SET TASK: Every line with the string "социальной" should be gathered.

DATASET EXTRACT:
########

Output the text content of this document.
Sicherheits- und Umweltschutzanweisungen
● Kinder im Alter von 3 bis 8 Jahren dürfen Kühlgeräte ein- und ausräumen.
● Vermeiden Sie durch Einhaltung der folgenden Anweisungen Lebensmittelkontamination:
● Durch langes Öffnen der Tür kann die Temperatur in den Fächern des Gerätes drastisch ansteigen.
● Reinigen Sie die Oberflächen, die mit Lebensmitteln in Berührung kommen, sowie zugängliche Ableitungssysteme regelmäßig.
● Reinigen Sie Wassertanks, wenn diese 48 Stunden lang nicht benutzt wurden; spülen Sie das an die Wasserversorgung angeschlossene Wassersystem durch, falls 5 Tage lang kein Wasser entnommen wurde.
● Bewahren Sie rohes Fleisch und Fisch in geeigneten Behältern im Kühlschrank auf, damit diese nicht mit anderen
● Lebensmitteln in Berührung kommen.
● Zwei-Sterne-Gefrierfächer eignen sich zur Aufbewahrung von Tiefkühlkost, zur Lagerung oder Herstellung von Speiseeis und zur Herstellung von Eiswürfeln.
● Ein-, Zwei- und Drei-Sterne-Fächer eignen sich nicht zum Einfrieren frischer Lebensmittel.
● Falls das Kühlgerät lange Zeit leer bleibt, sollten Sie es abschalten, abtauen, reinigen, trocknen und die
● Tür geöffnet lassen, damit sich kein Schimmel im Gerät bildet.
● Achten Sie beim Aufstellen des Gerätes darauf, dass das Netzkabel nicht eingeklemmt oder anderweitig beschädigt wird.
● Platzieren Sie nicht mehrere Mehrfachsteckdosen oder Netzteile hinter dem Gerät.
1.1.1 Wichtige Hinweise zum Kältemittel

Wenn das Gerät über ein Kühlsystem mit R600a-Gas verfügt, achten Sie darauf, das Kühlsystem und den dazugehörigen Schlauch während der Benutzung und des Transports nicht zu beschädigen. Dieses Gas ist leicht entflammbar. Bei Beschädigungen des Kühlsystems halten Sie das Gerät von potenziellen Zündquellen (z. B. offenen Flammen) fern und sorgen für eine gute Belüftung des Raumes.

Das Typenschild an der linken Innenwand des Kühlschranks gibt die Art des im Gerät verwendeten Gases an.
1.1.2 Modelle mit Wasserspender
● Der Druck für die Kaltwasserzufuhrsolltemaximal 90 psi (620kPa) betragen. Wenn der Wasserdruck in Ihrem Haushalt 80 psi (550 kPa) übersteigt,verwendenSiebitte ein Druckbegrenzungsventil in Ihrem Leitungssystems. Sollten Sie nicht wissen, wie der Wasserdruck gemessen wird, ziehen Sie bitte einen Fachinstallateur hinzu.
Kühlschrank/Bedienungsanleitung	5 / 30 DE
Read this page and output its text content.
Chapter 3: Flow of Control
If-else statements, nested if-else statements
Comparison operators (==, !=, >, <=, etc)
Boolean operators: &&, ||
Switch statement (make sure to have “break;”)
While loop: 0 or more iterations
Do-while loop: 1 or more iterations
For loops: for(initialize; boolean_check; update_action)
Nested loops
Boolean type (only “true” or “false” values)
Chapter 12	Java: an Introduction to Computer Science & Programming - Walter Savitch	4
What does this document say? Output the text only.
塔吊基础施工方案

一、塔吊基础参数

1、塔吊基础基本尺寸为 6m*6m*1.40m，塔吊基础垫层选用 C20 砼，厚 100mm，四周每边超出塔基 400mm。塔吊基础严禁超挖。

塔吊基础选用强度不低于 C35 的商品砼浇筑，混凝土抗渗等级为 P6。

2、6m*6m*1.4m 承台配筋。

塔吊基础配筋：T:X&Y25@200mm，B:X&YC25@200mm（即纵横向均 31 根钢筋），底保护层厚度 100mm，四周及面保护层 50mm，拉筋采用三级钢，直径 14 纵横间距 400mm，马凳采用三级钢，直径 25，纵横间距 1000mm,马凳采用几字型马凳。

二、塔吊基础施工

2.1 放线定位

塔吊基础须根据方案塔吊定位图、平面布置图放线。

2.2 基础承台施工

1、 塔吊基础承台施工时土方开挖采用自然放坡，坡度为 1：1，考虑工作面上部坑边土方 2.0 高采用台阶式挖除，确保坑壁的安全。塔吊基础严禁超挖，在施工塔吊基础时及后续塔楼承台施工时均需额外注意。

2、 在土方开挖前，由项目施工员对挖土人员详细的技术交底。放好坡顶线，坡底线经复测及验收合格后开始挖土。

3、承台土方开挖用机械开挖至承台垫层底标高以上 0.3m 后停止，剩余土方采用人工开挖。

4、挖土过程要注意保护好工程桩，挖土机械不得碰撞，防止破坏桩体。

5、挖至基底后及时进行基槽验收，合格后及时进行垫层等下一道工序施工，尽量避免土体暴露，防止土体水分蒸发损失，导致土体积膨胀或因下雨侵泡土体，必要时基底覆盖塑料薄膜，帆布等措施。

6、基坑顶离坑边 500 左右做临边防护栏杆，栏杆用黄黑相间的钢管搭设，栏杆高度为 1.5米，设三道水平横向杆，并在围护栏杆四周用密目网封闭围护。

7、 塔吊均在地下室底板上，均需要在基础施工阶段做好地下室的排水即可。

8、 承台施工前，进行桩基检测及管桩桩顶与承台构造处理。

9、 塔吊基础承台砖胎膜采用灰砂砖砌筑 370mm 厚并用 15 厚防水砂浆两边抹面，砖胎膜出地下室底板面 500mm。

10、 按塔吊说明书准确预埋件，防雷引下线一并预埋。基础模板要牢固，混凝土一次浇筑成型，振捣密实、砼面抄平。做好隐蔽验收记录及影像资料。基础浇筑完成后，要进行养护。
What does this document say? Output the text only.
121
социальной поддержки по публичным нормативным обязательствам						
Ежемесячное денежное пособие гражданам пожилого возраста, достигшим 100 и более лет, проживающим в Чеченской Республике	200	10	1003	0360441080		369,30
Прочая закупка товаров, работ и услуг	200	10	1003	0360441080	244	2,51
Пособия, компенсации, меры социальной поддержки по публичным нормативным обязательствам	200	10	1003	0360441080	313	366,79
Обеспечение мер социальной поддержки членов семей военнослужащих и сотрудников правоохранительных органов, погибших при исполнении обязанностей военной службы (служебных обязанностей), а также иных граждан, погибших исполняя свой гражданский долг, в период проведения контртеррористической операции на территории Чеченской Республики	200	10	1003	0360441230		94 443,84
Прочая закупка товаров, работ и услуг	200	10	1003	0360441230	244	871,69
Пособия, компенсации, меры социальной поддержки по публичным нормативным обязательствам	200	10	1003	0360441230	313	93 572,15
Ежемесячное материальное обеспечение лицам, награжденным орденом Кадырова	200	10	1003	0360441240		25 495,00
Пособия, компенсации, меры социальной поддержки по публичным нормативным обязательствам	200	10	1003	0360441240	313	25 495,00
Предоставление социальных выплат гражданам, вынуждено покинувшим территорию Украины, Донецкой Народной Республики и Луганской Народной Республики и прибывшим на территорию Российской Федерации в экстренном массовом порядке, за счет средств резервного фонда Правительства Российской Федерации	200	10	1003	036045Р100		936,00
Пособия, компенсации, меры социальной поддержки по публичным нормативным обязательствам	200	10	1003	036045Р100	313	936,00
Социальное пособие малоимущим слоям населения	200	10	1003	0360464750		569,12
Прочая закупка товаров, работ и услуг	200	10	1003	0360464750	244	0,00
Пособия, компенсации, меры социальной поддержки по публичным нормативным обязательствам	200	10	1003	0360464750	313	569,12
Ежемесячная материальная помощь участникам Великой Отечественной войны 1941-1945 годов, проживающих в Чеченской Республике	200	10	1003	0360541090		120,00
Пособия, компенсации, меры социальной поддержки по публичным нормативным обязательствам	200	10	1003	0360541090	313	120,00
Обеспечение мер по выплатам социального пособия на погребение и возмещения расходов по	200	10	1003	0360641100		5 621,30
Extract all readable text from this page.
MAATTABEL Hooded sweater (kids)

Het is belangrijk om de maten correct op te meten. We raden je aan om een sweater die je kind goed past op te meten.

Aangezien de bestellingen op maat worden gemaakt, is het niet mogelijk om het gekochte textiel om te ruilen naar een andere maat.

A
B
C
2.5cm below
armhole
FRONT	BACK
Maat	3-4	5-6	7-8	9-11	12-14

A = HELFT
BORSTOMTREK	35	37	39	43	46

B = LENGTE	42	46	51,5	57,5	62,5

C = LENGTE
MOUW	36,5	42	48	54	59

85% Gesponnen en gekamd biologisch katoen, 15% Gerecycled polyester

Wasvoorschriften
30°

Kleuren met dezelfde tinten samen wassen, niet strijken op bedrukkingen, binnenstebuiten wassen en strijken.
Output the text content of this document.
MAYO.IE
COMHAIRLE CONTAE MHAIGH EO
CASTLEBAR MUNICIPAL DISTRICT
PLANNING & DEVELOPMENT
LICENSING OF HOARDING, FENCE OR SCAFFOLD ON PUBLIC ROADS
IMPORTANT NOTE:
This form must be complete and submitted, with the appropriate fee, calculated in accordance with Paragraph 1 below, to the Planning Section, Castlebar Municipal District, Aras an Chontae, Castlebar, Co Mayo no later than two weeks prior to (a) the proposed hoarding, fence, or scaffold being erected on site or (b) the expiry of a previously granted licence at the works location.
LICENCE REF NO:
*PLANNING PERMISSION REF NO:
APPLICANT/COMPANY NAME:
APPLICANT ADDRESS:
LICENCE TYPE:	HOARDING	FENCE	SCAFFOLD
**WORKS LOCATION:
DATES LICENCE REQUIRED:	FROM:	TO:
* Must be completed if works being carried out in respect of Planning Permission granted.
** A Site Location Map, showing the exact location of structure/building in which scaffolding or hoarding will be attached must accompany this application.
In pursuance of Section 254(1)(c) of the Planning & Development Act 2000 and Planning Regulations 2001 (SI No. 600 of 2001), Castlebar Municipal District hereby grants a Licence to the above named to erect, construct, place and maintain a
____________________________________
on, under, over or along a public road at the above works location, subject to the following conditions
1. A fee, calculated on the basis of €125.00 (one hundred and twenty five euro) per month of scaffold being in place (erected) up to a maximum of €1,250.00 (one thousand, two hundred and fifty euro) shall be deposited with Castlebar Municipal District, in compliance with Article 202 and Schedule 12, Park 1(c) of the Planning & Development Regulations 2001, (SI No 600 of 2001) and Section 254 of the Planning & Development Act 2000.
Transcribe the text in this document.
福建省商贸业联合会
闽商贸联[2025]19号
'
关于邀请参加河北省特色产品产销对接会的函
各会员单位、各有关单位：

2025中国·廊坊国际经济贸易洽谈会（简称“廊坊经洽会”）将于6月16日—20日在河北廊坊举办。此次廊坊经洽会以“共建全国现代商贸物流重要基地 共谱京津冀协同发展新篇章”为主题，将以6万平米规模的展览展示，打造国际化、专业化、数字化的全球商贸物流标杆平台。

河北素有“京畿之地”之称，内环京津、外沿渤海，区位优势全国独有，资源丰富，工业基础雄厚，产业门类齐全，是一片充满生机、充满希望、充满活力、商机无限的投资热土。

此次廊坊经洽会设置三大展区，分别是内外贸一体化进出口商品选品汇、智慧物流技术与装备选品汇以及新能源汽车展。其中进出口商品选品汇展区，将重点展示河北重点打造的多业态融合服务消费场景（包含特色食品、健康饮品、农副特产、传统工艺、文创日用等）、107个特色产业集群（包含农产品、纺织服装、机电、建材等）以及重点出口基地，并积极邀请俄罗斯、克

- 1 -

########

THE RESPONSE:
социальной поддержки по публичным нормативным обязательствам						
Пособия, компенсации, меры социальной поддержки по публичным нормативным обязательствам	200	10	1003	0360441080	313	366,79
Обеспечение мер социальной поддержки членов семей военнослужащих и сотрудников правоохранительных органов, погибших при исполнении обязанностей военной службы (служебных обязанностей), а также иных граждан, погибших исполняя свой гражданский долг, в период проведения контртеррористической операции на территории Чеченской Республики	200	10	1003	0360441230		94 443,84
Пособия, компенсации, меры социальной поддержки по публичным нормативным обязательствам	200	10	1003	0360441230	313	93 572,15
Пособия, компенсации, меры социальной поддержки по публичным нормативным обязательствам	200	10	1003	0360441240	313	25 495,00
Пособия, компенсации, меры социальной поддержки по публичным нормативным обязательствам	200	10	1003	036045Р100	313	936,00
Пособия, компенсации, меры социальной поддержки по публичным нормативным обязательствам	200	10	1003	0360464750	313	569,12
Пособия, компенсации, меры социальной поддержки по публичным нормативным обязательствам	200	10	1003	0360541090	313	120,00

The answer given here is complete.